• [GIVEN PROBLEM]: Will you extract the entries word for word? Images should not appear in the copy.

— Start of EXCERPTED RECORDS —

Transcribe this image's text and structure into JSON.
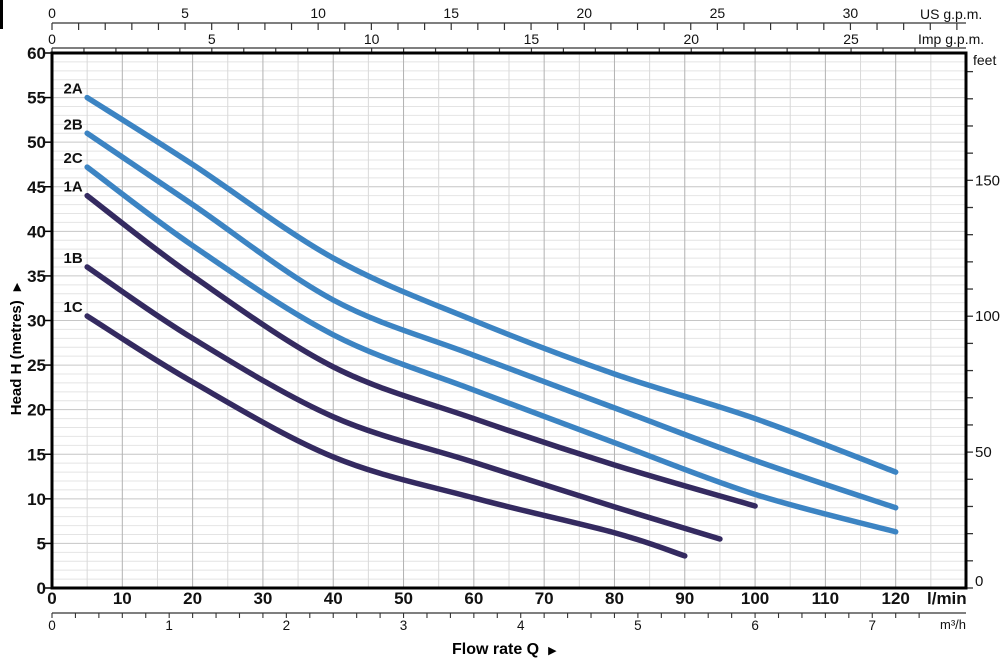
{
  "colors": {
    "blue_family": "#3c84c3",
    "navy_family": "#342a60",
    "grid_minor_h": "#e4e4e4",
    "grid_major_h": "#c6c6c6",
    "grid_minor_v": "#d9d9d9",
    "grid_major_v": "#b2b2b2",
    "border": "#000000",
    "axis_line": "#333333",
    "text": "#111111"
  },
  "labels": {
    "flow_title": "Flow rate  Q",
    "head_title": "Head H (metres)",
    "right_arrow": "▶",
    "up_arrow": "▶"
  },
  "chart_data": {
    "type": "line",
    "title": "",
    "xlabel": "Flow rate Q",
    "ylabel": "Head H (metres)",
    "grid": true,
    "legend_position": "curve-start-labels",
    "x_axes": {
      "lmin": {
        "unit": "l/min",
        "label_ticks": [
          0,
          10,
          20,
          30,
          40,
          50,
          60,
          70,
          80,
          90,
          100,
          110,
          120
        ],
        "minor_step": 5,
        "range": [
          0,
          130
        ]
      },
      "m3h": {
        "unit": "m³/h",
        "label_ticks": [
          0,
          1,
          2,
          3,
          4,
          5,
          6,
          7
        ],
        "minor_step": 0.2,
        "max_minor": 7.4,
        "lmin_per_unit": 16.6667
      },
      "us_gpm": {
        "unit": "US g.p.m.",
        "label_ticks": [
          0,
          5,
          10,
          15,
          20,
          25,
          30
        ],
        "minor_step": 1,
        "max_minor": 34,
        "lmin_per_unit": 3.7854
      },
      "imp_gpm": {
        "unit": "Imp g.p.m.",
        "label_ticks": [
          0,
          5,
          10,
          15,
          20,
          25
        ],
        "minor_step": 1,
        "max_minor": 27,
        "lmin_per_unit": 4.5461
      }
    },
    "y_axes": {
      "metres": {
        "unit": "",
        "label_ticks": [
          0,
          5,
          10,
          15,
          20,
          25,
          30,
          35,
          40,
          45,
          50,
          55,
          60
        ],
        "minor_step": 1,
        "range": [
          0,
          60
        ]
      },
      "feet": {
        "unit": "feet",
        "label_ticks": [
          0,
          50,
          100,
          150
        ],
        "minor_step": 10,
        "max_minor": 190,
        "m_per_unit": 0.3048
      }
    },
    "series": [
      {
        "name": "2A",
        "color": "#3c84c3",
        "points": [
          [
            5,
            55
          ],
          [
            20,
            47.5
          ],
          [
            40,
            37
          ],
          [
            60,
            30
          ],
          [
            80,
            24
          ],
          [
            100,
            19
          ],
          [
            120,
            13
          ]
        ]
      },
      {
        "name": "2B",
        "color": "#3c84c3",
        "points": [
          [
            5,
            51
          ],
          [
            20,
            43
          ],
          [
            40,
            32.3
          ],
          [
            60,
            26.1
          ],
          [
            80,
            20.2
          ],
          [
            100,
            14.3
          ],
          [
            120,
            9
          ]
        ]
      },
      {
        "name": "2C",
        "color": "#3c84c3",
        "points": [
          [
            5,
            47.2
          ],
          [
            20,
            38.4
          ],
          [
            40,
            28.4
          ],
          [
            60,
            22.2
          ],
          [
            80,
            16.3
          ],
          [
            100,
            10.5
          ],
          [
            120,
            6.3
          ]
        ]
      },
      {
        "name": "1A",
        "color": "#342a60",
        "points": [
          [
            5,
            44
          ],
          [
            20,
            35
          ],
          [
            40,
            24.8
          ],
          [
            60,
            19
          ],
          [
            80,
            13.8
          ],
          [
            100,
            9.2
          ]
        ]
      },
      {
        "name": "1B",
        "color": "#342a60",
        "points": [
          [
            5,
            36
          ],
          [
            20,
            28
          ],
          [
            40,
            19.2
          ],
          [
            60,
            14.1
          ],
          [
            80,
            9.1
          ],
          [
            95,
            5.5
          ]
        ]
      },
      {
        "name": "1C",
        "color": "#342a60",
        "points": [
          [
            5,
            30.5
          ],
          [
            20,
            23.1
          ],
          [
            40,
            14.7
          ],
          [
            60,
            10.1
          ],
          [
            80,
            6.2
          ],
          [
            90,
            3.6
          ]
        ]
      }
    ]
  }
}
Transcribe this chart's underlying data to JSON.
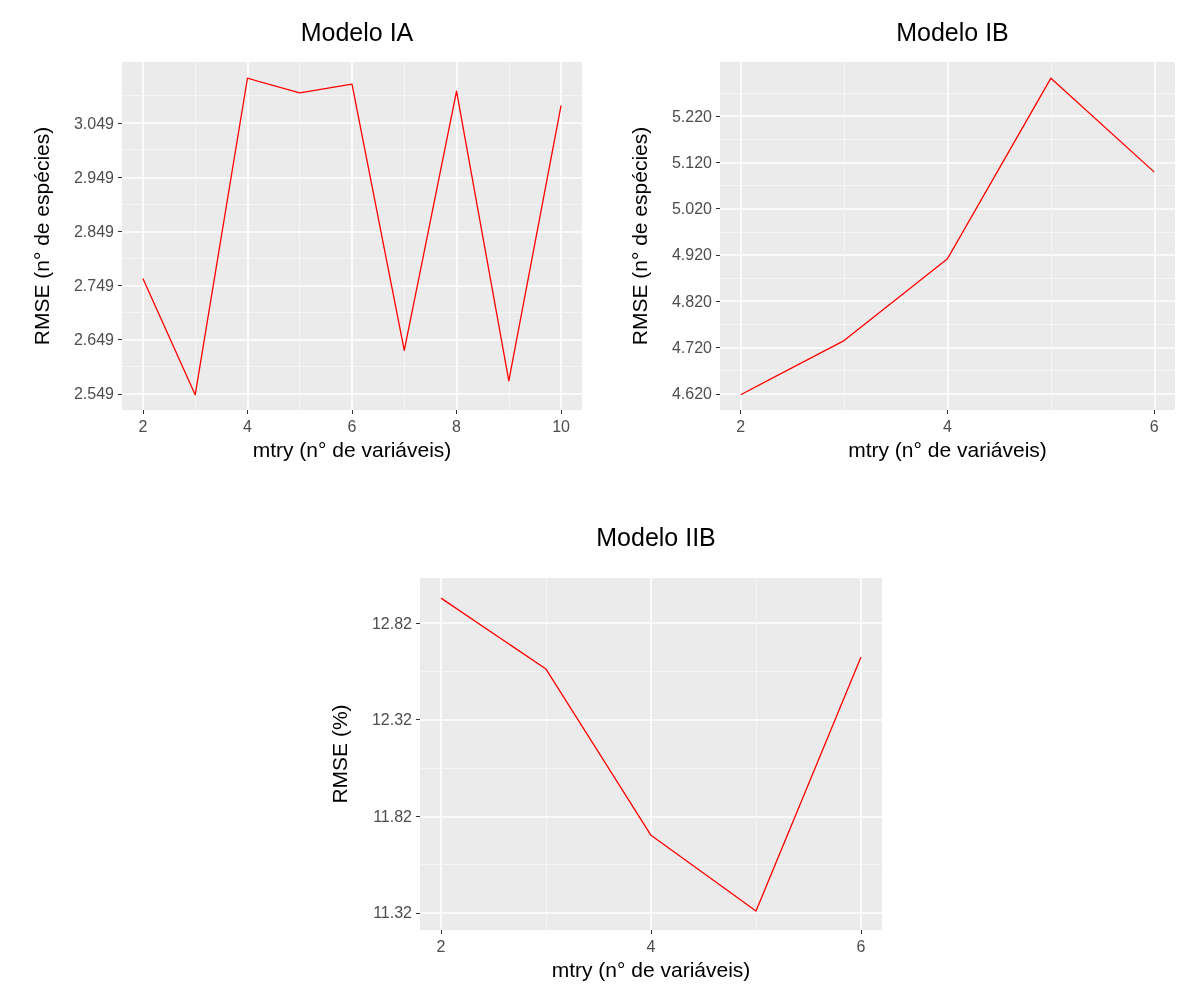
{
  "chart_data": [
    {
      "type": "line",
      "title": "Modelo IA",
      "xlabel": "mtry (n° de variáveis)",
      "ylabel": "RMSE (n° de espécies)",
      "x": [
        2,
        3,
        4,
        5,
        6,
        7,
        8,
        9,
        10
      ],
      "series": [
        {
          "color": "#ff0000",
          "values": [
            2.762,
            2.547,
            3.132,
            3.105,
            3.121,
            2.629,
            3.108,
            2.573,
            3.082
          ]
        }
      ],
      "xlim": [
        1.6,
        10.4
      ],
      "xticks": [
        2,
        4,
        6,
        8,
        10
      ],
      "ylim": [
        2.519,
        3.162
      ],
      "yticks": [
        2.549,
        2.649,
        2.749,
        2.849,
        2.949,
        3.049
      ],
      "grid": true,
      "marker": "none",
      "line_style": "solid"
    },
    {
      "type": "line",
      "title": "Modelo IB",
      "xlabel": "mtry (n° de variáveis)",
      "ylabel": "RMSE (n° de espécies)",
      "x": [
        2,
        3,
        4,
        5,
        6
      ],
      "series": [
        {
          "color": "#ff0000",
          "values": [
            4.618,
            4.735,
            4.912,
            5.302,
            5.099
          ]
        }
      ],
      "xlim": [
        1.8,
        6.2
      ],
      "xticks": [
        2,
        4,
        6
      ],
      "ylim": [
        4.585,
        5.337
      ],
      "yticks": [
        {
          "value": 4.62,
          "label": "4.620"
        },
        {
          "value": 4.72,
          "label": "4.720"
        },
        {
          "value": 4.82,
          "label": "4.820"
        },
        {
          "value": 4.92,
          "label": "4.920"
        },
        {
          "value": 5.02,
          "label": "5.020"
        },
        {
          "value": 5.12,
          "label": "5.120"
        },
        {
          "value": 5.22,
          "label": "5.220"
        }
      ],
      "grid": true,
      "marker": "none",
      "line_style": "solid"
    },
    {
      "type": "line",
      "title": "Modelo IIB",
      "xlabel": "mtry (n° de variáveis)",
      "ylabel": "RMSE (%)",
      "x": [
        2,
        3,
        4,
        5,
        6
      ],
      "series": [
        {
          "color": "#ff0000",
          "values": [
            12.949,
            12.582,
            11.722,
            11.33,
            12.644
          ]
        }
      ],
      "xlim": [
        1.8,
        6.2
      ],
      "xticks": [
        2,
        4,
        6
      ],
      "ylim": [
        11.232,
        13.053
      ],
      "yticks": [
        11.32,
        11.82,
        12.32,
        12.82
      ],
      "grid": true,
      "marker": "none",
      "line_style": "solid"
    }
  ]
}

— End of EXCERPTED RECORDS —

• [TASK SOLUTION]:
Transcribe this image's text and structure into JSON.
{
  "colors": {
    "blue_family": "#3c84c3",
    "navy_family": "#342a60",
    "grid_minor_h": "#e4e4e4",
    "grid_major_h": "#c6c6c6",
    "grid_minor_v": "#d9d9d9",
    "grid_major_v": "#b2b2b2",
    "border": "#000000",
    "axis_line": "#333333",
    "text": "#111111"
  },
  "labels": {
    "flow_title": "Flow rate  Q",
    "head_title": "Head H (metres)",
    "right_arrow": "▶",
    "up_arrow": "▶"
  },
  "chart_data": {
    "type": "line",
    "title": "",
    "xlabel": "Flow rate Q",
    "ylabel": "Head H (metres)",
    "grid": true,
    "legend_position": "curve-start-labels",
    "x_axes": {
      "lmin": {
        "unit": "l/min",
        "label_ticks": [
          0,
          10,
          20,
          30,
          40,
          50,
          60,
          70,
          80,
          90,
          100,
          110,
          120
        ],
        "minor_step": 5,
        "range": [
          0,
          130
        ]
      },
      "m3h": {
        "unit": "m³/h",
        "label_ticks": [
          0,
          1,
          2,
          3,
          4,
          5,
          6,
          7
        ],
        "minor_step": 0.2,
        "max_minor": 7.4,
        "lmin_per_unit": 16.6667
      },
      "us_gpm": {
        "unit": "US g.p.m.",
        "label_ticks": [
          0,
          5,
          10,
          15,
          20,
          25,
          30
        ],
        "minor_step": 1,
        "max_minor": 34,
        "lmin_per_unit": 3.7854
      },
      "imp_gpm": {
        "unit": "Imp g.p.m.",
        "label_ticks": [
          0,
          5,
          10,
          15,
          20,
          25
        ],
        "minor_step": 1,
        "max_minor": 27,
        "lmin_per_unit": 4.5461
      }
    },
    "y_axes": {
      "metres": {
        "unit": "",
        "label_ticks": [
          0,
          5,
          10,
          15,
          20,
          25,
          30,
          35,
          40,
          45,
          50,
          55,
          60
        ],
        "minor_step": 1,
        "range": [
          0,
          60
        ]
      },
      "feet": {
        "unit": "feet",
        "label_ticks": [
          0,
          50,
          100,
          150
        ],
        "minor_step": 10,
        "max_minor": 190,
        "m_per_unit": 0.3048
      }
    },
    "series": [
      {
        "name": "2A",
        "color": "#3c84c3",
        "points": [
          [
            5,
            55
          ],
          [
            20,
            47.5
          ],
          [
            40,
            37
          ],
          [
            60,
            30
          ],
          [
            80,
            24
          ],
          [
            100,
            19
          ],
          [
            120,
            13
          ]
        ]
      },
      {
        "name": "2B",
        "color": "#3c84c3",
        "points": [
          [
            5,
            51
          ],
          [
            20,
            43
          ],
          [
            40,
            32.3
          ],
          [
            60,
            26.1
          ],
          [
            80,
            20.2
          ],
          [
            100,
            14.3
          ],
          [
            120,
            9
          ]
        ]
      },
      {
        "name": "2C",
        "color": "#3c84c3",
        "points": [
          [
            5,
            47.2
          ],
          [
            20,
            38.4
          ],
          [
            40,
            28.4
          ],
          [
            60,
            22.2
          ],
          [
            80,
            16.3
          ],
          [
            100,
            10.5
          ],
          [
            120,
            6.3
          ]
        ]
      },
      {
        "name": "1A",
        "color": "#342a60",
        "points": [
          [
            5,
            44
          ],
          [
            20,
            35
          ],
          [
            40,
            24.8
          ],
          [
            60,
            19
          ],
          [
            80,
            13.8
          ],
          [
            100,
            9.2
          ]
        ]
      },
      {
        "name": "1B",
        "color": "#342a60",
        "points": [
          [
            5,
            36
          ],
          [
            20,
            28
          ],
          [
            40,
            19.2
          ],
          [
            60,
            14.1
          ],
          [
            80,
            9.1
          ],
          [
            95,
            5.5
          ]
        ]
      },
      {
        "name": "1C",
        "color": "#342a60",
        "points": [
          [
            5,
            30.5
          ],
          [
            20,
            23.1
          ],
          [
            40,
            14.7
          ],
          [
            60,
            10.1
          ],
          [
            80,
            6.2
          ],
          [
            90,
            3.6
          ]
        ]
      }
    ]
  }
}
Transcribe this chart's underlying data to JSON.
{
  "chart_data": [
    {
      "type": "line",
      "title": "Modelo IA",
      "xlabel": "mtry (n° de variáveis)",
      "ylabel": "RMSE (n° de espécies)",
      "x": [
        2,
        3,
        4,
        5,
        6,
        7,
        8,
        9,
        10
      ],
      "series": [
        {
          "color": "#ff0000",
          "values": [
            2.762,
            2.547,
            3.132,
            3.105,
            3.121,
            2.629,
            3.108,
            2.573,
            3.082
          ]
        }
      ],
      "xlim": [
        1.6,
        10.4
      ],
      "xticks": [
        2,
        4,
        6,
        8,
        10
      ],
      "ylim": [
        2.519,
        3.162
      ],
      "yticks": [
        2.549,
        2.649,
        2.749,
        2.849,
        2.949,
        3.049
      ],
      "grid": true,
      "marker": "none",
      "line_style": "solid"
    },
    {
      "type": "line",
      "title": "Modelo IB",
      "xlabel": "mtry (n° de variáveis)",
      "ylabel": "RMSE (n° de espécies)",
      "x": [
        2,
        3,
        4,
        5,
        6
      ],
      "series": [
        {
          "color": "#ff0000",
          "values": [
            4.618,
            4.735,
            4.912,
            5.302,
            5.099
          ]
        }
      ],
      "xlim": [
        1.8,
        6.2
      ],
      "xticks": [
        2,
        4,
        6
      ],
      "ylim": [
        4.585,
        5.337
      ],
      "yticks": [
        {
          "value": 4.62,
          "label": "4.620"
        },
        {
          "value": 4.72,
          "label": "4.720"
        },
        {
          "value": 4.82,
          "label": "4.820"
        },
        {
          "value": 4.92,
          "label": "4.920"
        },
        {
          "value": 5.02,
          "label": "5.020"
        },
        {
          "value": 5.12,
          "label": "5.120"
        },
        {
          "value": 5.22,
          "label": "5.220"
        }
      ],
      "grid": true,
      "marker": "none",
      "line_style": "solid"
    },
    {
      "type": "line",
      "title": "Modelo IIB",
      "xlabel": "mtry (n° de variáveis)",
      "ylabel": "RMSE (%)",
      "x": [
        2,
        3,
        4,
        5,
        6
      ],
      "series": [
        {
          "color": "#ff0000",
          "values": [
            12.949,
            12.582,
            11.722,
            11.33,
            12.644
          ]
        }
      ],
      "xlim": [
        1.8,
        6.2
      ],
      "xticks": [
        2,
        4,
        6
      ],
      "ylim": [
        11.232,
        13.053
      ],
      "yticks": [
        11.32,
        11.82,
        12.32,
        12.82
      ],
      "grid": true,
      "marker": "none",
      "line_style": "solid"
    }
  ]
}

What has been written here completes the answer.